WRITTEN REQUEST: Return all of the entries exactly as written.

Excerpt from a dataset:
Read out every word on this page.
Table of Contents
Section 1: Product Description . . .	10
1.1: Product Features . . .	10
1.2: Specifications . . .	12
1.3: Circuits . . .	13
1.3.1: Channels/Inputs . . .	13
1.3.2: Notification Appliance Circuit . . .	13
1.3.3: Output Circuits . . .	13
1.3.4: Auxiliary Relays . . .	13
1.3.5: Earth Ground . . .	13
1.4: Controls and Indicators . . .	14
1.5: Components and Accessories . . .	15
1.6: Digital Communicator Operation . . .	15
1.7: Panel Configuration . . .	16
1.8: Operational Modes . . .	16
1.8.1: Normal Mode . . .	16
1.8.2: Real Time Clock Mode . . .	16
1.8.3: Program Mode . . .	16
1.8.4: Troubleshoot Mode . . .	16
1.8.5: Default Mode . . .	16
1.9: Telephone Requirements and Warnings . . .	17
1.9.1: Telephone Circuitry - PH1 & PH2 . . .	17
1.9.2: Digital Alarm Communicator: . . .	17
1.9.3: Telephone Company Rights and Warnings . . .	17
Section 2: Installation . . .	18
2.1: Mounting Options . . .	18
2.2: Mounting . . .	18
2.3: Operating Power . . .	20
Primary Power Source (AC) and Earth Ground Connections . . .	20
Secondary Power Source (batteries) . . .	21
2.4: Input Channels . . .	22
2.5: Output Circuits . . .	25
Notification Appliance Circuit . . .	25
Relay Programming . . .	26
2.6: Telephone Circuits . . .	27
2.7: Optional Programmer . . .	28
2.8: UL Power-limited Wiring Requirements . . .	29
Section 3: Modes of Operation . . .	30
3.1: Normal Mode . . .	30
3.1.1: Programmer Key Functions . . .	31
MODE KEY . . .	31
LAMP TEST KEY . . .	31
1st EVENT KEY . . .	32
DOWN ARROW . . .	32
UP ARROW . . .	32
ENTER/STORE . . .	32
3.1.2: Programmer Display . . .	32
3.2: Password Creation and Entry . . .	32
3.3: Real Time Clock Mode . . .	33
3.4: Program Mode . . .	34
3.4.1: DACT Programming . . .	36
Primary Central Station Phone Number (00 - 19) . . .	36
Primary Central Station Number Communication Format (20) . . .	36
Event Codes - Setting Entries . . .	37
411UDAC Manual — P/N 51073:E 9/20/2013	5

FINAL RESULT:
Read out every word on this page.
Table of Contents
Section 1: Product Description . . .	10
1.1: Product Features . . .	10
1.2: Specifications . . .	12
1.3: Circuits . . .	13
1.3.1: Channels/Inputs . . .	13
1.3.2: Notification Appliance Circuit . . .	13
1.3.3: Output Circuits . . .	13
1.3.4: Auxiliary Relays . . .	13
1.3.5: Earth Ground . . .	13
1.4: Controls and Indicators . . .	14
1.5: Components and Accessories . . .	15
1.6: Digital Communicator Operation . . .	15
1.7: Panel Configuration . . .	16
1.8: Operational Modes . . .	16
1.8.1: Normal Mode . . .	16
1.8.2: Real Time Clock Mode . . .	16
1.8.3: Program Mode . . .	16
1.8.4: Troubleshoot Mode . . .	16
1.8.5: Default Mode . . .	16
1.9: Telephone Requirements and Warnings . . .	17
1.9.1: Telephone Circuitry - PH1 & PH2 . . .	17
1.9.2: Digital Alarm Communicator: . . .	17
1.9.3: Telephone Company Rights and Warnings . . .	17
Section 2: Installation . . .	18
2.1: Mounting Options . . .	18
2.2: Mounting . . .	18
2.3: Operating Power . . .	20
Primary Power Source (AC) and Earth Ground Connections . . .	20
Secondary Power Source (batteries) . . .	21
2.4: Input Channels . . .	22
2.5: Output Circuits . . .	25
Notification Appliance Circuit . . .	25
Relay Programming . . .	26
2.6: Telephone Circuits . . .	27
2.7: Optional Programmer . . .	28
2.8: UL Power-limited Wiring Requirements . . .	29
Section 3: Modes of Operation . . .	30
3.1: Normal Mode . . .	30
3.1.1: Programmer Key Functions . . .	31
MODE KEY . . .	31
LAMP TEST KEY . . .	31
1st EVENT KEY . . .	32
DOWN ARROW . . .	32
UP ARROW . . .	32
ENTER/STORE . . .	32
3.1.2: Programmer Display . . .	32
3.2: Password Creation and Entry . . .	32
3.3: Real Time Clock Mode . . .	33
3.4: Program Mode . . .	34
3.4.1: DACT Programming . . .	36
Primary Central Station Phone Number (00 - 19) . . .	36
Primary Central Station Number Communication Format (20) . . .	36
Event Codes - Setting Entries . . .	37
411UDAC Manual — P/N 51073:E 9/20/2013	5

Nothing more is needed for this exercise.